* _Goal of the exercise_
Output the records exactly. Include every line.

[Stored records]

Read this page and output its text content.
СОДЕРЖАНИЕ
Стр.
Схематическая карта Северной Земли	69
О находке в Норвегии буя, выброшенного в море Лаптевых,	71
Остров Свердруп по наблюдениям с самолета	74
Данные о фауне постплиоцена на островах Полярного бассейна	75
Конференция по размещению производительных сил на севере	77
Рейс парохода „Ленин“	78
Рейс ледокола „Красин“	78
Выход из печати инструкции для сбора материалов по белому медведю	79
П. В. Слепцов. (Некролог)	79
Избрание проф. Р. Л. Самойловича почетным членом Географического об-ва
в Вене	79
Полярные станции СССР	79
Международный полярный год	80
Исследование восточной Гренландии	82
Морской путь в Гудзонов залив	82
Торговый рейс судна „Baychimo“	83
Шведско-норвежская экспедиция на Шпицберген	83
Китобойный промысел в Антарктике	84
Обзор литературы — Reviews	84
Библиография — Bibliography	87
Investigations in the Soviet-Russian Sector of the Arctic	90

* _Answer to the exercise_
Read this page and output its text content.
СОДЕРЖАНИЕ
Стр.
Схематическая карта Северной Земли	69
О находке в Норвегии буя, выброшенного в море Лаптевых,	71
Остров Свердруп по наблюдениям с самолета	74
Данные о фауне постплиоцена на островах Полярного бассейна	75
Конференция по размещению производительных сил на севере	77
Рейс парохода „Ленин“	78
Рейс ледокола „Красин“	78
Выход из печати инструкции для сбора материалов по белому медведю	79
П. В. Слепцов. (Некролог)	79
Избрание проф. Р. Л. Самойловича почетным членом Географического об-ва
в Вене	79
Полярные станции СССР	79
Международный полярный год	80
Исследование восточной Гренландии	82
Морской путь в Гудзонов залив	82
Торговый рейс судна „Baychimo“	83
Шведско-норвежская экспедиция на Шпицберген	83
Китобойный промысел в Антарктике	84
Обзор литературы — Reviews	84
Библиография — Bibliography	87
Investigations in the Soviet-Russian Sector of the Arctic	90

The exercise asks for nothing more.